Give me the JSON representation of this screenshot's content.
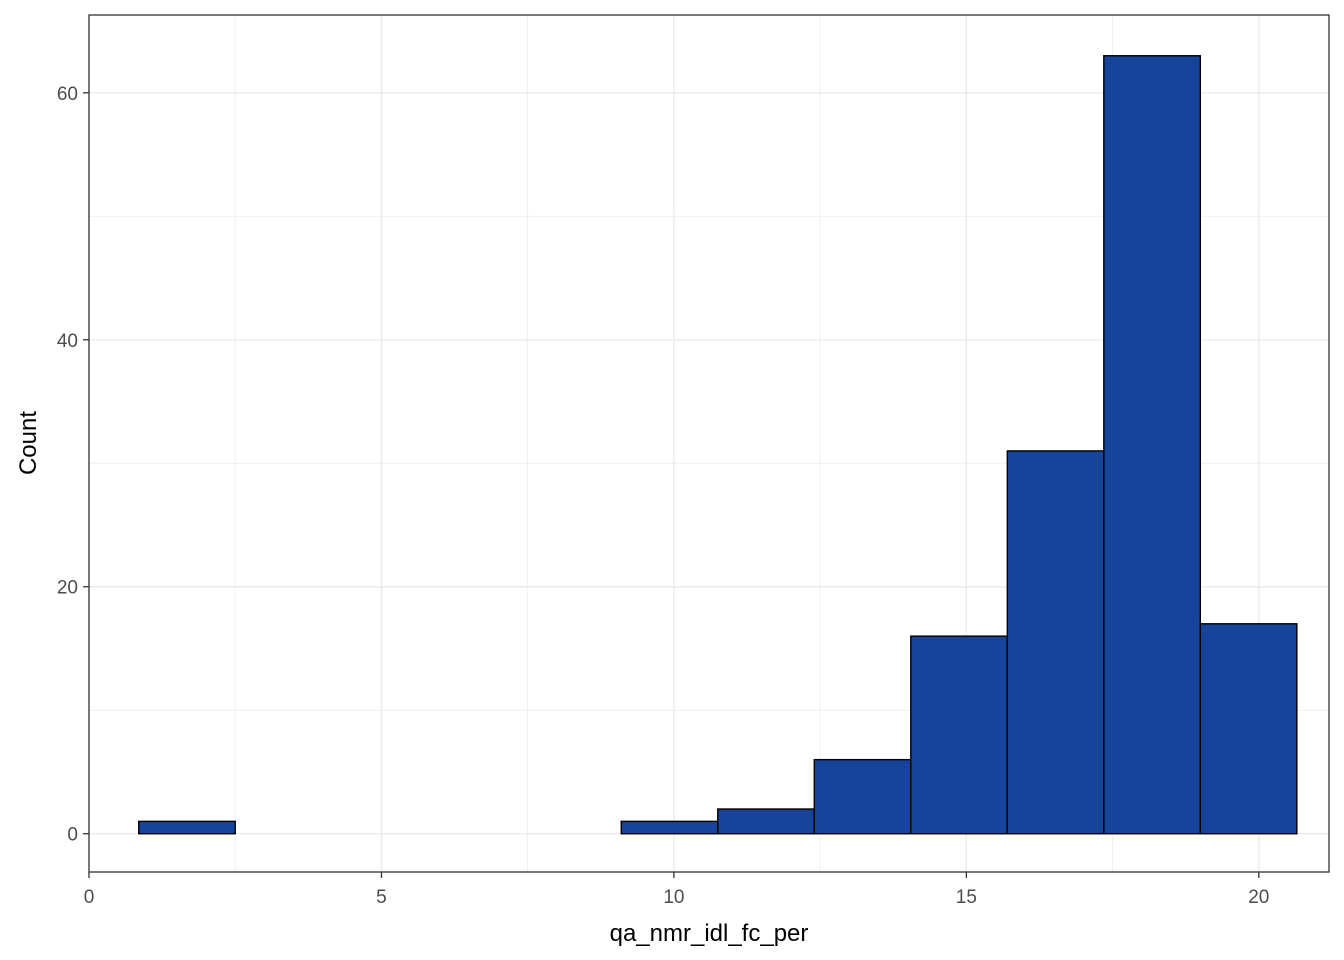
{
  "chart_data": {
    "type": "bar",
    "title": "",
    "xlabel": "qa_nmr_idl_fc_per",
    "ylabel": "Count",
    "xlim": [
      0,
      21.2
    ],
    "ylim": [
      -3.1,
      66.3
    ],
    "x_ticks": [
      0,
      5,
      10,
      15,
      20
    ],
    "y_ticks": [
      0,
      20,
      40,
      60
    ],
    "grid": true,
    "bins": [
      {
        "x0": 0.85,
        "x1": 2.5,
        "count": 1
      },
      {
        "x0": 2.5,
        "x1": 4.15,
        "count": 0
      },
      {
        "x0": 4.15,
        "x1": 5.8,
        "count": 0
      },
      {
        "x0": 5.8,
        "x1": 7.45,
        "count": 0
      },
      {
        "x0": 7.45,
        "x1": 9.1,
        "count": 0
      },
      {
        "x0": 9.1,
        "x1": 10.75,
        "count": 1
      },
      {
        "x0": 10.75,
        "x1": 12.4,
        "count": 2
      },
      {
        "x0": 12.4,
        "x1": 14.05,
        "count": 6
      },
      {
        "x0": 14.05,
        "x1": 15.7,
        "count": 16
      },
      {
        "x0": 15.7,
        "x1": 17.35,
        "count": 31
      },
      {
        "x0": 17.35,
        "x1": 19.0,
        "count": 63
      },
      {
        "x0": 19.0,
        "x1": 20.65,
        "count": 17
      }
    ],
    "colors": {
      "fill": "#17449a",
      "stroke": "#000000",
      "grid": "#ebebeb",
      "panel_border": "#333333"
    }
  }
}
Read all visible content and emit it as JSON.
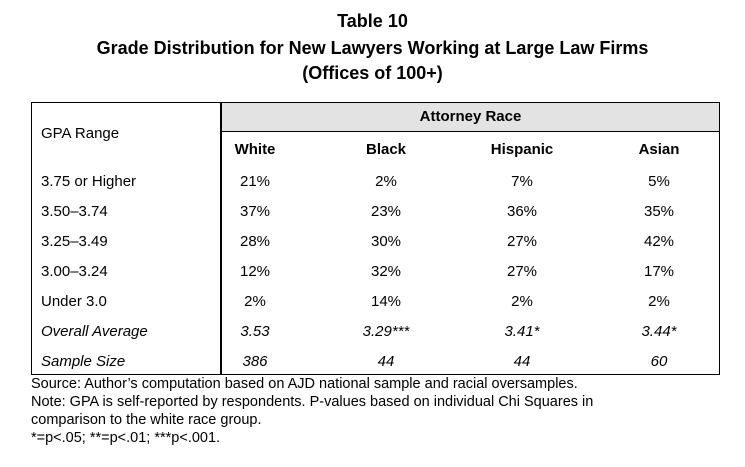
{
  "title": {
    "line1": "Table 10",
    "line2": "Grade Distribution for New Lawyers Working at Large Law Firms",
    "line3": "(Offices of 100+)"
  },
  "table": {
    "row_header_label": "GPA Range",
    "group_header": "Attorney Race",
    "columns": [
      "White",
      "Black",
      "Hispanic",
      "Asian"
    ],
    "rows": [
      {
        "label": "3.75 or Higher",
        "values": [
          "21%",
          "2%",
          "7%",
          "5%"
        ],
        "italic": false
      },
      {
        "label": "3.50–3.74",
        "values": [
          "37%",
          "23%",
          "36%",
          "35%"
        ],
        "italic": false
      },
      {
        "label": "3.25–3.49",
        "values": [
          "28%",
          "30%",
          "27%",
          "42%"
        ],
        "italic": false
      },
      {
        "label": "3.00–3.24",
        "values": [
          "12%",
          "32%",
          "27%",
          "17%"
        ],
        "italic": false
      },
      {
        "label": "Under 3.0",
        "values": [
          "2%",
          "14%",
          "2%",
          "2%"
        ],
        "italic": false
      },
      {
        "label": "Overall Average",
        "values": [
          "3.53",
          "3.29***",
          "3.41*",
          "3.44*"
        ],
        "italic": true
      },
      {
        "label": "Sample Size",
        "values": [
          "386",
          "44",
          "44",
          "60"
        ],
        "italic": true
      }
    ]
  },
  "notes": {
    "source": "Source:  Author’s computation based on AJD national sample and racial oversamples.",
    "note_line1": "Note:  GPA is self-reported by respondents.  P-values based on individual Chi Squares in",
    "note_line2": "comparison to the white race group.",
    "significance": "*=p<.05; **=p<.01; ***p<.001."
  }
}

# # #

● **Your task**:
Restate the data above exactly, stripping out each image.

● **Finished task**:
Give me the JSON representation of this screenshot's content.
{
  "chart_data": {
    "type": "bar",
    "title": "",
    "xlabel": "qa_nmr_idl_fc_per",
    "ylabel": "Count",
    "xlim": [
      0,
      21.2
    ],
    "ylim": [
      -3.1,
      66.3
    ],
    "x_ticks": [
      0,
      5,
      10,
      15,
      20
    ],
    "y_ticks": [
      0,
      20,
      40,
      60
    ],
    "grid": true,
    "bins": [
      {
        "x0": 0.85,
        "x1": 2.5,
        "count": 1
      },
      {
        "x0": 2.5,
        "x1": 4.15,
        "count": 0
      },
      {
        "x0": 4.15,
        "x1": 5.8,
        "count": 0
      },
      {
        "x0": 5.8,
        "x1": 7.45,
        "count": 0
      },
      {
        "x0": 7.45,
        "x1": 9.1,
        "count": 0
      },
      {
        "x0": 9.1,
        "x1": 10.75,
        "count": 1
      },
      {
        "x0": 10.75,
        "x1": 12.4,
        "count": 2
      },
      {
        "x0": 12.4,
        "x1": 14.05,
        "count": 6
      },
      {
        "x0": 14.05,
        "x1": 15.7,
        "count": 16
      },
      {
        "x0": 15.7,
        "x1": 17.35,
        "count": 31
      },
      {
        "x0": 17.35,
        "x1": 19.0,
        "count": 63
      },
      {
        "x0": 19.0,
        "x1": 20.65,
        "count": 17
      }
    ],
    "colors": {
      "fill": "#17449a",
      "stroke": "#000000",
      "grid": "#ebebeb",
      "panel_border": "#333333"
    }
  }
}
Read all visible content and emit it as JSON.
{
  "title": {
    "line1": "Table 10",
    "line2": "Grade Distribution for New Lawyers Working at Large Law Firms",
    "line3": "(Offices of 100+)"
  },
  "table": {
    "row_header_label": "GPA Range",
    "group_header": "Attorney Race",
    "columns": [
      "White",
      "Black",
      "Hispanic",
      "Asian"
    ],
    "rows": [
      {
        "label": "3.75 or Higher",
        "values": [
          "21%",
          "2%",
          "7%",
          "5%"
        ],
        "italic": false
      },
      {
        "label": "3.50–3.74",
        "values": [
          "37%",
          "23%",
          "36%",
          "35%"
        ],
        "italic": false
      },
      {
        "label": "3.25–3.49",
        "values": [
          "28%",
          "30%",
          "27%",
          "42%"
        ],
        "italic": false
      },
      {
        "label": "3.00–3.24",
        "values": [
          "12%",
          "32%",
          "27%",
          "17%"
        ],
        "italic": false
      },
      {
        "label": "Under 3.0",
        "values": [
          "2%",
          "14%",
          "2%",
          "2%"
        ],
        "italic": false
      },
      {
        "label": "Overall Average",
        "values": [
          "3.53",
          "3.29***",
          "3.41*",
          "3.44*"
        ],
        "italic": true
      },
      {
        "label": "Sample Size",
        "values": [
          "386",
          "44",
          "44",
          "60"
        ],
        "italic": true
      }
    ]
  },
  "notes": {
    "source": "Source:  Author’s computation based on AJD national sample and racial oversamples.",
    "note_line1": "Note:  GPA is self-reported by respondents.  P-values based on individual Chi Squares in",
    "note_line2": "comparison to the white race group.",
    "significance": "*=p<.05; **=p<.01; ***p<.001."
  }
}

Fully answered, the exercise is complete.